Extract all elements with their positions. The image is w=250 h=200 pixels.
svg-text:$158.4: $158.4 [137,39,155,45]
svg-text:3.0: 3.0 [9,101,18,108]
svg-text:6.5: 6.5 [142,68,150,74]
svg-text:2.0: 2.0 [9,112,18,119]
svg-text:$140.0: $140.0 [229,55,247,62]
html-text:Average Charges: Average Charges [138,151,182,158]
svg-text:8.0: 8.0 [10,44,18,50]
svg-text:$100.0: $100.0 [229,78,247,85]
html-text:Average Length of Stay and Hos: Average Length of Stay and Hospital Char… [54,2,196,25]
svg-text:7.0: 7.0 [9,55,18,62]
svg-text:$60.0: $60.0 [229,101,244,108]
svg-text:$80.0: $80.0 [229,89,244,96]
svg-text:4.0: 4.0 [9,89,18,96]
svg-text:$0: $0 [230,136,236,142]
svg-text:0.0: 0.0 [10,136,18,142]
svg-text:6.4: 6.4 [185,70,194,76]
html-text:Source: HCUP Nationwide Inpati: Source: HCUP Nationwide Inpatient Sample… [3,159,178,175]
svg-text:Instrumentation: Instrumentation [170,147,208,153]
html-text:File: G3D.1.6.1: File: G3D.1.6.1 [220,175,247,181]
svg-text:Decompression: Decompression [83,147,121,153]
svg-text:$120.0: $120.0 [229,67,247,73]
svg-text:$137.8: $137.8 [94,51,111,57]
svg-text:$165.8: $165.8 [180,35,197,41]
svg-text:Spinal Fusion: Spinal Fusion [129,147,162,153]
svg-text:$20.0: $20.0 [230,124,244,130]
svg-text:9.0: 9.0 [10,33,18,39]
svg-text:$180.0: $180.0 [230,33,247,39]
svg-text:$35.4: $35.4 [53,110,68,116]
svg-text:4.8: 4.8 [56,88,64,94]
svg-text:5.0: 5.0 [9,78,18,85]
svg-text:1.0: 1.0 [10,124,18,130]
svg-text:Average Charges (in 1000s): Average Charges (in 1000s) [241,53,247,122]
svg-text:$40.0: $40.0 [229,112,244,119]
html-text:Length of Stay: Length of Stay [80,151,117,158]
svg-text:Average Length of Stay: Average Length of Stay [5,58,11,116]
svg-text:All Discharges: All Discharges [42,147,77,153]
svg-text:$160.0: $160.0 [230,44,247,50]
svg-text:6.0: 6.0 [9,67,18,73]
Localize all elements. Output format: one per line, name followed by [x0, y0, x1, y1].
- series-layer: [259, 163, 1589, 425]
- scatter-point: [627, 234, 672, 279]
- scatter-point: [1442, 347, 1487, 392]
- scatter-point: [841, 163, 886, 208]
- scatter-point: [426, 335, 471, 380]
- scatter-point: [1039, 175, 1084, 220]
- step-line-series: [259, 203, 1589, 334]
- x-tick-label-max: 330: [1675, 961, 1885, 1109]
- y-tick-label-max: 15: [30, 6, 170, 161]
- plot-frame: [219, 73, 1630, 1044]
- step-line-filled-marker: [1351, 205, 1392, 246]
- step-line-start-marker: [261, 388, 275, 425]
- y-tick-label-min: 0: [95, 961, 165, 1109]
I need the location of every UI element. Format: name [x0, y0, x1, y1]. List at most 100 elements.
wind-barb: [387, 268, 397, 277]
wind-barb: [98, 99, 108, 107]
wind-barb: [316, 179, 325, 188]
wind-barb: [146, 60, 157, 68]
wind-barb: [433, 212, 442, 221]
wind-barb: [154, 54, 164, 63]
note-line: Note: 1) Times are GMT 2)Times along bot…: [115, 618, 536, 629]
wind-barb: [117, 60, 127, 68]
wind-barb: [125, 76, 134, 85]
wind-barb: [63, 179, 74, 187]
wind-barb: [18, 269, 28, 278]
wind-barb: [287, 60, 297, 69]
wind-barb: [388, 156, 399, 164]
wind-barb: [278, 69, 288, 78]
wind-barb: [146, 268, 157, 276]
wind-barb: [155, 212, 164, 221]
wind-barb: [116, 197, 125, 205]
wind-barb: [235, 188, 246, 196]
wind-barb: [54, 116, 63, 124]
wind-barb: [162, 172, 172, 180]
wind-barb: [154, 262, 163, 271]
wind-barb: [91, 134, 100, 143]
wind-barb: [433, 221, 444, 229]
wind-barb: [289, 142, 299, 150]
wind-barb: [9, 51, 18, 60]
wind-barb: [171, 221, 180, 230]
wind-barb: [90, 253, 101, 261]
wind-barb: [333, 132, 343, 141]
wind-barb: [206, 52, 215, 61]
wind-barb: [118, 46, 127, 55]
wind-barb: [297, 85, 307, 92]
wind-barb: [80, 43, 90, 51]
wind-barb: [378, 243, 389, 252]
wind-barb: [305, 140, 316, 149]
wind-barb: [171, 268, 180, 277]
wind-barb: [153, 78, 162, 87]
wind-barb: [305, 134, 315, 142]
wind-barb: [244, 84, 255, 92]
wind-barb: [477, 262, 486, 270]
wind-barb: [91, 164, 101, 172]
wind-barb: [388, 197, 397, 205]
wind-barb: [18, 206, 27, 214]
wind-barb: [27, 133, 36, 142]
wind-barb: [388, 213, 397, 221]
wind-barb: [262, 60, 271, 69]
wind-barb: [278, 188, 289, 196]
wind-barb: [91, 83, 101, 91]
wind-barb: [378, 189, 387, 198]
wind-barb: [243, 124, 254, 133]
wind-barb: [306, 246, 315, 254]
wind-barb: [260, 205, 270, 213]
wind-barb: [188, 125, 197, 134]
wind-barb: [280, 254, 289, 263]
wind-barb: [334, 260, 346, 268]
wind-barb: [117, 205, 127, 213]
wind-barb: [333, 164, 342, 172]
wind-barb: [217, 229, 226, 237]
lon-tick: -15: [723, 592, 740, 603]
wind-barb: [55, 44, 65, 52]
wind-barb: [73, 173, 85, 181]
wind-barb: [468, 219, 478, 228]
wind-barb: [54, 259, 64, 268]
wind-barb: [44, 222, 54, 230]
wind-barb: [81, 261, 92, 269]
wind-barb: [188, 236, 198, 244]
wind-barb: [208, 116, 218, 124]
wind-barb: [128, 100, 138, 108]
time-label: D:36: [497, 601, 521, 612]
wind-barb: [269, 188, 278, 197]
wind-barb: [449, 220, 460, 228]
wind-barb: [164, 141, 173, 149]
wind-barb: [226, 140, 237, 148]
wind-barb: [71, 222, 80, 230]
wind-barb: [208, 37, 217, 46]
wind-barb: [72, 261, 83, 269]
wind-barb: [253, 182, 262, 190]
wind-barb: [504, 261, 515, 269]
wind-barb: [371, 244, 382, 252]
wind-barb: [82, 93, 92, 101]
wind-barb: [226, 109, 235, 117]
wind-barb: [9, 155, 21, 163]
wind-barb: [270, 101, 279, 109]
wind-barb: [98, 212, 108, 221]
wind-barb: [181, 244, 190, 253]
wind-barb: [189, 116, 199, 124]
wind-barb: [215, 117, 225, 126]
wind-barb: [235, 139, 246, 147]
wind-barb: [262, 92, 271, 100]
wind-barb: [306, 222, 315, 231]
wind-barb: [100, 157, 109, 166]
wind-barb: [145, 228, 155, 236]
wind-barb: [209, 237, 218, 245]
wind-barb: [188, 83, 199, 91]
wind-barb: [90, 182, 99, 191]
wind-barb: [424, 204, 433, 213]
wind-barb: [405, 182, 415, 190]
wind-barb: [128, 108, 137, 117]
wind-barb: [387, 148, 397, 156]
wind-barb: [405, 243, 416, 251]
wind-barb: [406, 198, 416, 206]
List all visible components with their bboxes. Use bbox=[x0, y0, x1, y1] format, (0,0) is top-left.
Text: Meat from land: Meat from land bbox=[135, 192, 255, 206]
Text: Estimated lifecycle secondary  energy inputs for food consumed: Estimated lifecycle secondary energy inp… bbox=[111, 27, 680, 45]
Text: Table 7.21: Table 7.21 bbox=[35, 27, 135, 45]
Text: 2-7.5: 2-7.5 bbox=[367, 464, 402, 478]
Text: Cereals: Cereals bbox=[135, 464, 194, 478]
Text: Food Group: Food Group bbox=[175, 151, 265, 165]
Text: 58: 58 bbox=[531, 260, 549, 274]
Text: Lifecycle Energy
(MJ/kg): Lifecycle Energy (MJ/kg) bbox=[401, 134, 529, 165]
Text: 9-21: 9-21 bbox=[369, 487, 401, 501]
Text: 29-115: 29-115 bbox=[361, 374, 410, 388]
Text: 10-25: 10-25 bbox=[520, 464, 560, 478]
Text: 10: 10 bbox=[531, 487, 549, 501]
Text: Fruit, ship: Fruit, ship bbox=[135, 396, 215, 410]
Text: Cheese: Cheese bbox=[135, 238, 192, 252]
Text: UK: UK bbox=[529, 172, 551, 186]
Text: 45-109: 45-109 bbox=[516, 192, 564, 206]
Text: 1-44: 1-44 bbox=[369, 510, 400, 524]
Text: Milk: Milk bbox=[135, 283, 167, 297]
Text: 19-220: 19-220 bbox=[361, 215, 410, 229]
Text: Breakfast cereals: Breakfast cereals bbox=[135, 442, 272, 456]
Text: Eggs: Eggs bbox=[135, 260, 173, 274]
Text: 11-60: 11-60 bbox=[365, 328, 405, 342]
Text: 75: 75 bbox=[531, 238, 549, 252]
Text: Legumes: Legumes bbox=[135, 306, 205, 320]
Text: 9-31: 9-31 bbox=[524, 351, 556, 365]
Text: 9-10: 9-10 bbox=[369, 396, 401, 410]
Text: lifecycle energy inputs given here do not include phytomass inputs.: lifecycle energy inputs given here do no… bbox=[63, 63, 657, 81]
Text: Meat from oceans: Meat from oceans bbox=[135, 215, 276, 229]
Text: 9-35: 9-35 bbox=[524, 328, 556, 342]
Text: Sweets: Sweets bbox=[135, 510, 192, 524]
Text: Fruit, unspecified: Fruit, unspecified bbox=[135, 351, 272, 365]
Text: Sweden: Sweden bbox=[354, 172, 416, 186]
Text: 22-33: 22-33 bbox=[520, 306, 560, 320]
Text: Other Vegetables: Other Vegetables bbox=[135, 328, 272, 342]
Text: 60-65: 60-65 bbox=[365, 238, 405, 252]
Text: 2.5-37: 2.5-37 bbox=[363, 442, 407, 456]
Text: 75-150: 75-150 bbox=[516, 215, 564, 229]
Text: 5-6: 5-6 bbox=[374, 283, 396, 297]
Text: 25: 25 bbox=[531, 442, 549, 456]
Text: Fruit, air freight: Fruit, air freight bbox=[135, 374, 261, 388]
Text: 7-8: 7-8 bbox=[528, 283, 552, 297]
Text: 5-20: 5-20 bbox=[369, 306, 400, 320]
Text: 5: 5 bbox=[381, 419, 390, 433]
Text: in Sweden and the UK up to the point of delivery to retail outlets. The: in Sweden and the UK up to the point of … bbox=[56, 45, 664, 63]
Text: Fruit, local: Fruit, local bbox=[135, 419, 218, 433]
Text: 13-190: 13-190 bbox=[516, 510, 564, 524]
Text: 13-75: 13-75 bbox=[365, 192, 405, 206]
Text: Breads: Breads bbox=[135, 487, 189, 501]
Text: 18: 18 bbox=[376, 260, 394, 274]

● **DIRECTION**
List each line of the entries above that contains the string "Average".

● **THE SOLUTION**
html-text:Average Charges: Average Charges [138,151,182,158]
html-text:Average Length of Stay and Hos: Average Length of Stay and Hospital Char… [54,2,196,25]
svg-text:Average Charges (in 1000s): Average Charges (in 1000s) [241,53,247,122]
svg-text:Average Length of Stay: Average Length of Stay [5,58,11,116]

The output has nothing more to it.